start Material supplied
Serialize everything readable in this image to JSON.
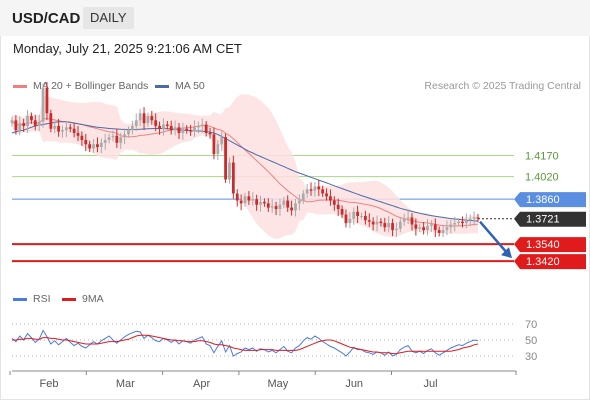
{
  "header": {
    "symbol": "USD/CAD",
    "period": "DAILY"
  },
  "timestamp": "Monday, July 21, 2025 9:21:06 AM CET",
  "legend": {
    "ma20": "MA 20 + Bollinger Bands",
    "ma50": "MA 50",
    "credit": "Research © 2025 Trading Central"
  },
  "rsi_legend": {
    "rsi": "RSI",
    "ma9": "9MA"
  },
  "colors": {
    "up_candle": "#aaaaaa",
    "down_candle": "#cc2a2a",
    "bollinger_fill": "#fde0e0",
    "ma20": "#f08080",
    "ma50": "#4a6aaa",
    "resistance": "#a8d888",
    "pivot": "#5a8ee0",
    "support": "#e01b1b",
    "current": "#333333",
    "rsi": "#4a7ae0",
    "rsi_ma": "#e01b1b",
    "arrow": "#2f62b5"
  },
  "chart_data": [
    {
      "type": "candlestick",
      "title": "USD/CAD",
      "x_labels": [
        "Feb",
        "Mar",
        "Apr",
        "May",
        "Jun",
        "Jul"
      ],
      "ylim": [
        1.325,
        1.455
      ],
      "close": [
        1.442,
        1.435,
        1.44,
        1.438,
        1.445,
        1.442,
        1.438,
        1.441,
        1.465,
        1.447,
        1.436,
        1.438,
        1.434,
        1.435,
        1.437,
        1.436,
        1.433,
        1.431,
        1.428,
        1.425,
        1.422,
        1.425,
        1.423,
        1.426,
        1.428,
        1.43,
        1.431,
        1.426,
        1.43,
        1.432,
        1.435,
        1.438,
        1.442,
        1.447,
        1.44,
        1.445,
        1.442,
        1.438,
        1.436,
        1.439,
        1.438,
        1.435,
        1.437,
        1.433,
        1.436,
        1.435,
        1.434,
        1.437,
        1.438,
        1.439,
        1.433,
        1.432,
        1.418,
        1.425,
        1.43,
        1.4,
        1.412,
        1.39,
        1.385,
        1.383,
        1.388,
        1.385,
        1.386,
        1.382,
        1.384,
        1.383,
        1.38,
        1.381,
        1.379,
        1.382,
        1.385,
        1.38,
        1.378,
        1.383,
        1.385,
        1.39,
        1.393,
        1.392,
        1.395,
        1.393,
        1.39,
        1.388,
        1.385,
        1.382,
        1.379,
        1.375,
        1.369,
        1.372,
        1.377,
        1.374,
        1.374,
        1.371,
        1.37,
        1.368,
        1.37,
        1.369,
        1.366,
        1.369,
        1.364,
        1.365,
        1.37,
        1.372,
        1.373,
        1.368,
        1.365,
        1.366,
        1.364,
        1.367,
        1.368,
        1.364,
        1.362,
        1.364,
        1.366,
        1.368,
        1.369,
        1.37,
        1.369,
        1.371,
        1.372,
        1.373,
        1.3721
      ],
      "ma50": [
        1.433,
        1.434,
        1.4345,
        1.435,
        1.436,
        1.437,
        1.438,
        1.4385,
        1.439,
        1.4395,
        1.44,
        1.4405,
        1.441,
        1.441,
        1.441,
        1.4405,
        1.44,
        1.4395,
        1.439,
        1.4385,
        1.438,
        1.4375,
        1.437,
        1.4368,
        1.4365,
        1.4362,
        1.436,
        1.4358,
        1.4356,
        1.4355,
        1.4354,
        1.4354,
        1.4355,
        1.4357,
        1.4358,
        1.436,
        1.4361,
        1.4362,
        1.4362,
        1.4361,
        1.436,
        1.4358,
        1.4355,
        1.4352,
        1.435,
        1.4348,
        1.4346,
        1.4345,
        1.4344,
        1.4343,
        1.434,
        1.4335,
        1.433,
        1.432,
        1.4305,
        1.429,
        1.4275,
        1.426,
        1.4245,
        1.423,
        1.4215,
        1.42,
        1.4188,
        1.4175,
        1.4163,
        1.4151,
        1.4139,
        1.4127,
        1.4115,
        1.4103,
        1.4091,
        1.4079,
        1.4067,
        1.4055,
        1.4045,
        1.4035,
        1.4025,
        1.4015,
        1.4005,
        1.3995,
        1.3985,
        1.3975,
        1.3965,
        1.3955,
        1.3945,
        1.3935,
        1.3925,
        1.3915,
        1.3905,
        1.3895,
        1.3885,
        1.3876,
        1.3867,
        1.3858,
        1.3849,
        1.384,
        1.3831,
        1.3822,
        1.3813,
        1.3804,
        1.3795,
        1.3787,
        1.378,
        1.3773,
        1.3766,
        1.376,
        1.3754,
        1.3748,
        1.3743,
        1.3738,
        1.3734,
        1.373,
        1.3726,
        1.3722,
        1.3719,
        1.3716,
        1.3713,
        1.371,
        1.3708,
        1.3706,
        1.3704
      ],
      "levels": [
        {
          "value": 1.417,
          "label": "1.4170",
          "kind": "resistance"
        },
        {
          "value": 1.402,
          "label": "1.4020",
          "kind": "resistance"
        },
        {
          "value": 1.386,
          "label": "1.3860",
          "kind": "pivot"
        },
        {
          "value": 1.3721,
          "label": "1.3721",
          "kind": "current"
        },
        {
          "value": 1.354,
          "label": "1.3540",
          "kind": "support"
        },
        {
          "value": 1.342,
          "label": "1.3420",
          "kind": "support"
        }
      ]
    },
    {
      "type": "line",
      "title": "RSI",
      "x_labels": [
        "Feb",
        "Mar",
        "Apr",
        "May",
        "Jun",
        "Jul"
      ],
      "ylim": [
        20,
        80
      ],
      "y_ticks": [
        70,
        50,
        30
      ],
      "series": [
        {
          "name": "RSI",
          "values": [
            52,
            48,
            55,
            50,
            58,
            53,
            47,
            51,
            62,
            54,
            45,
            49,
            44,
            48,
            52,
            47,
            43,
            46,
            42,
            40,
            44,
            48,
            45,
            49,
            52,
            55,
            50,
            46,
            50,
            54,
            57,
            59,
            61,
            60,
            52,
            56,
            53,
            49,
            48,
            52,
            50,
            47,
            50,
            45,
            49,
            48,
            46,
            50,
            52,
            54,
            45,
            43,
            34,
            42,
            49,
            35,
            43,
            30,
            33,
            35,
            40,
            38,
            40,
            36,
            39,
            38,
            35,
            37,
            34,
            38,
            42,
            36,
            34,
            40,
            43,
            49,
            53,
            51,
            55,
            52,
            48,
            45,
            42,
            40,
            37,
            34,
            30,
            35,
            41,
            38,
            38,
            35,
            34,
            32,
            35,
            34,
            31,
            35,
            30,
            32,
            38,
            41,
            43,
            36,
            34,
            36,
            33,
            37,
            39,
            34,
            31,
            34,
            37,
            40,
            42,
            44,
            43,
            46,
            48,
            50,
            49
          ]
        },
        {
          "name": "9MA",
          "values": [
            50,
            50,
            51,
            51,
            52,
            52,
            51,
            51,
            53,
            53,
            52,
            52,
            51,
            50,
            50,
            49,
            48,
            47,
            46,
            45,
            45,
            45,
            45,
            46,
            47,
            48,
            48,
            48,
            49,
            50,
            51,
            53,
            55,
            56,
            56,
            56,
            55,
            54,
            53,
            52,
            51,
            50,
            50,
            49,
            49,
            48,
            48,
            48,
            49,
            49,
            48,
            47,
            45,
            44,
            44,
            43,
            42,
            40,
            39,
            38,
            37,
            37,
            37,
            37,
            38,
            38,
            38,
            38,
            37,
            37,
            37,
            37,
            37,
            37,
            38,
            40,
            42,
            44,
            46,
            48,
            49,
            50,
            50,
            49,
            47,
            45,
            43,
            41,
            40,
            39,
            38,
            37,
            36,
            35,
            35,
            34,
            34,
            34,
            33,
            33,
            34,
            35,
            36,
            36,
            36,
            36,
            36,
            36,
            36,
            36,
            36,
            36,
            36,
            36,
            37,
            38,
            40,
            41,
            42,
            44,
            45
          ]
        }
      ]
    }
  ]
}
end Material supplied
Directive →
Retype the listing exactly. Pictures do not belong in the copy.

Exercise answer →
Serialize everything readable in this image to JSON.
{
  "header": {
    "symbol": "USD/CAD",
    "period": "DAILY"
  },
  "timestamp": "Monday, July 21, 2025 9:21:06 AM CET",
  "legend": {
    "ma20": "MA 20 + Bollinger Bands",
    "ma50": "MA 50",
    "credit": "Research © 2025 Trading Central"
  },
  "rsi_legend": {
    "rsi": "RSI",
    "ma9": "9MA"
  },
  "colors": {
    "up_candle": "#aaaaaa",
    "down_candle": "#cc2a2a",
    "bollinger_fill": "#fde0e0",
    "ma20": "#f08080",
    "ma50": "#4a6aaa",
    "resistance": "#a8d888",
    "pivot": "#5a8ee0",
    "support": "#e01b1b",
    "current": "#333333",
    "rsi": "#4a7ae0",
    "rsi_ma": "#e01b1b",
    "arrow": "#2f62b5"
  },
  "chart_data": [
    {
      "type": "candlestick",
      "title": "USD/CAD",
      "x_labels": [
        "Feb",
        "Mar",
        "Apr",
        "May",
        "Jun",
        "Jul"
      ],
      "ylim": [
        1.325,
        1.455
      ],
      "close": [
        1.442,
        1.435,
        1.44,
        1.438,
        1.445,
        1.442,
        1.438,
        1.441,
        1.465,
        1.447,
        1.436,
        1.438,
        1.434,
        1.435,
        1.437,
        1.436,
        1.433,
        1.431,
        1.428,
        1.425,
        1.422,
        1.425,
        1.423,
        1.426,
        1.428,
        1.43,
        1.431,
        1.426,
        1.43,
        1.432,
        1.435,
        1.438,
        1.442,
        1.447,
        1.44,
        1.445,
        1.442,
        1.438,
        1.436,
        1.439,
        1.438,
        1.435,
        1.437,
        1.433,
        1.436,
        1.435,
        1.434,
        1.437,
        1.438,
        1.439,
        1.433,
        1.432,
        1.418,
        1.425,
        1.43,
        1.4,
        1.412,
        1.39,
        1.385,
        1.383,
        1.388,
        1.385,
        1.386,
        1.382,
        1.384,
        1.383,
        1.38,
        1.381,
        1.379,
        1.382,
        1.385,
        1.38,
        1.378,
        1.383,
        1.385,
        1.39,
        1.393,
        1.392,
        1.395,
        1.393,
        1.39,
        1.388,
        1.385,
        1.382,
        1.379,
        1.375,
        1.369,
        1.372,
        1.377,
        1.374,
        1.374,
        1.371,
        1.37,
        1.368,
        1.37,
        1.369,
        1.366,
        1.369,
        1.364,
        1.365,
        1.37,
        1.372,
        1.373,
        1.368,
        1.365,
        1.366,
        1.364,
        1.367,
        1.368,
        1.364,
        1.362,
        1.364,
        1.366,
        1.368,
        1.369,
        1.37,
        1.369,
        1.371,
        1.372,
        1.373,
        1.3721
      ],
      "ma50": [
        1.433,
        1.434,
        1.4345,
        1.435,
        1.436,
        1.437,
        1.438,
        1.4385,
        1.439,
        1.4395,
        1.44,
        1.4405,
        1.441,
        1.441,
        1.441,
        1.4405,
        1.44,
        1.4395,
        1.439,
        1.4385,
        1.438,
        1.4375,
        1.437,
        1.4368,
        1.4365,
        1.4362,
        1.436,
        1.4358,
        1.4356,
        1.4355,
        1.4354,
        1.4354,
        1.4355,
        1.4357,
        1.4358,
        1.436,
        1.4361,
        1.4362,
        1.4362,
        1.4361,
        1.436,
        1.4358,
        1.4355,
        1.4352,
        1.435,
        1.4348,
        1.4346,
        1.4345,
        1.4344,
        1.4343,
        1.434,
        1.4335,
        1.433,
        1.432,
        1.4305,
        1.429,
        1.4275,
        1.426,
        1.4245,
        1.423,
        1.4215,
        1.42,
        1.4188,
        1.4175,
        1.4163,
        1.4151,
        1.4139,
        1.4127,
        1.4115,
        1.4103,
        1.4091,
        1.4079,
        1.4067,
        1.4055,
        1.4045,
        1.4035,
        1.4025,
        1.4015,
        1.4005,
        1.3995,
        1.3985,
        1.3975,
        1.3965,
        1.3955,
        1.3945,
        1.3935,
        1.3925,
        1.3915,
        1.3905,
        1.3895,
        1.3885,
        1.3876,
        1.3867,
        1.3858,
        1.3849,
        1.384,
        1.3831,
        1.3822,
        1.3813,
        1.3804,
        1.3795,
        1.3787,
        1.378,
        1.3773,
        1.3766,
        1.376,
        1.3754,
        1.3748,
        1.3743,
        1.3738,
        1.3734,
        1.373,
        1.3726,
        1.3722,
        1.3719,
        1.3716,
        1.3713,
        1.371,
        1.3708,
        1.3706,
        1.3704
      ],
      "levels": [
        {
          "value": 1.417,
          "label": "1.4170",
          "kind": "resistance"
        },
        {
          "value": 1.402,
          "label": "1.4020",
          "kind": "resistance"
        },
        {
          "value": 1.386,
          "label": "1.3860",
          "kind": "pivot"
        },
        {
          "value": 1.3721,
          "label": "1.3721",
          "kind": "current"
        },
        {
          "value": 1.354,
          "label": "1.3540",
          "kind": "support"
        },
        {
          "value": 1.342,
          "label": "1.3420",
          "kind": "support"
        }
      ]
    },
    {
      "type": "line",
      "title": "RSI",
      "x_labels": [
        "Feb",
        "Mar",
        "Apr",
        "May",
        "Jun",
        "Jul"
      ],
      "ylim": [
        20,
        80
      ],
      "y_ticks": [
        70,
        50,
        30
      ],
      "series": [
        {
          "name": "RSI",
          "values": [
            52,
            48,
            55,
            50,
            58,
            53,
            47,
            51,
            62,
            54,
            45,
            49,
            44,
            48,
            52,
            47,
            43,
            46,
            42,
            40,
            44,
            48,
            45,
            49,
            52,
            55,
            50,
            46,
            50,
            54,
            57,
            59,
            61,
            60,
            52,
            56,
            53,
            49,
            48,
            52,
            50,
            47,
            50,
            45,
            49,
            48,
            46,
            50,
            52,
            54,
            45,
            43,
            34,
            42,
            49,
            35,
            43,
            30,
            33,
            35,
            40,
            38,
            40,
            36,
            39,
            38,
            35,
            37,
            34,
            38,
            42,
            36,
            34,
            40,
            43,
            49,
            53,
            51,
            55,
            52,
            48,
            45,
            42,
            40,
            37,
            34,
            30,
            35,
            41,
            38,
            38,
            35,
            34,
            32,
            35,
            34,
            31,
            35,
            30,
            32,
            38,
            41,
            43,
            36,
            34,
            36,
            33,
            37,
            39,
            34,
            31,
            34,
            37,
            40,
            42,
            44,
            43,
            46,
            48,
            50,
            49
          ]
        },
        {
          "name": "9MA",
          "values": [
            50,
            50,
            51,
            51,
            52,
            52,
            51,
            51,
            53,
            53,
            52,
            52,
            51,
            50,
            50,
            49,
            48,
            47,
            46,
            45,
            45,
            45,
            45,
            46,
            47,
            48,
            48,
            48,
            49,
            50,
            51,
            53,
            55,
            56,
            56,
            56,
            55,
            54,
            53,
            52,
            51,
            50,
            50,
            49,
            49,
            48,
            48,
            48,
            49,
            49,
            48,
            47,
            45,
            44,
            44,
            43,
            42,
            40,
            39,
            38,
            37,
            37,
            37,
            37,
            38,
            38,
            38,
            38,
            37,
            37,
            37,
            37,
            37,
            37,
            38,
            40,
            42,
            44,
            46,
            48,
            49,
            50,
            50,
            49,
            47,
            45,
            43,
            41,
            40,
            39,
            38,
            37,
            36,
            35,
            35,
            34,
            34,
            34,
            33,
            33,
            34,
            35,
            36,
            36,
            36,
            36,
            36,
            36,
            36,
            36,
            36,
            36,
            36,
            36,
            37,
            38,
            40,
            41,
            42,
            44,
            45
          ]
        }
      ]
    }
  ]
}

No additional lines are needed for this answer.